··· DATASET ROWS ···

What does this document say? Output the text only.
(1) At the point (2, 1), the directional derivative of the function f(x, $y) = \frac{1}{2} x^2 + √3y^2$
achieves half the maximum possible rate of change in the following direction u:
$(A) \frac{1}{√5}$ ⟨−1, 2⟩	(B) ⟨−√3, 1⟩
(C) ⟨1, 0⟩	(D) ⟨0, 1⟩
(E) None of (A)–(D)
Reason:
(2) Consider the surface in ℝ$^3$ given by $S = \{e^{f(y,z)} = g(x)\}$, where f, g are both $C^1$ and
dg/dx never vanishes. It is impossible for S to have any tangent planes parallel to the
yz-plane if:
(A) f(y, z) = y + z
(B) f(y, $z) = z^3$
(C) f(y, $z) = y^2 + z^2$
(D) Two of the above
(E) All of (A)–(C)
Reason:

···
··· DATASET ROWS ···

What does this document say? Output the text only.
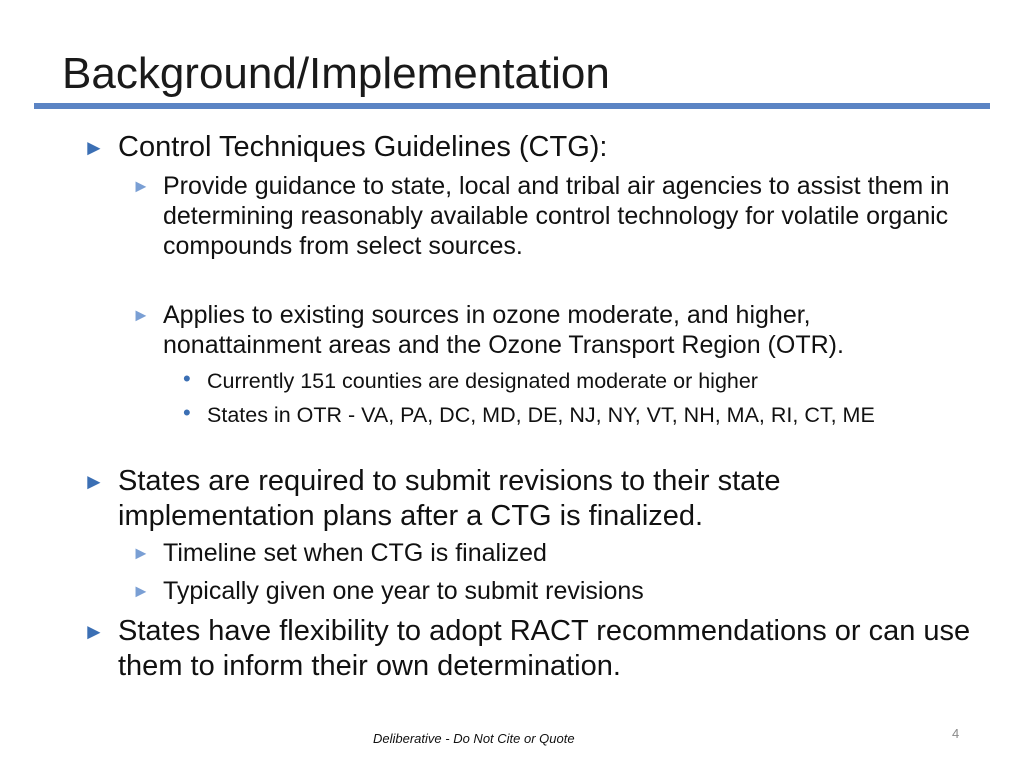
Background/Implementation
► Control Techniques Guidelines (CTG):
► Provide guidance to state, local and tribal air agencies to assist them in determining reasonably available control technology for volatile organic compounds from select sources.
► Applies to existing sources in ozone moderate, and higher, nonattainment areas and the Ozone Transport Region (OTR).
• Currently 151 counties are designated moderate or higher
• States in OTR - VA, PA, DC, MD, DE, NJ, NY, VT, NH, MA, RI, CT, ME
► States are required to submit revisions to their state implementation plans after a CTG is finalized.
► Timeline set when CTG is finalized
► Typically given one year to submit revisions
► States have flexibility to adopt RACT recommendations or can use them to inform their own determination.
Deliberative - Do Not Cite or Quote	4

···

DIRECTIVE ::
In the entries above, some lines may contain the string "given"; report how many, without additional comment.

WORKED SOLUTION ::
2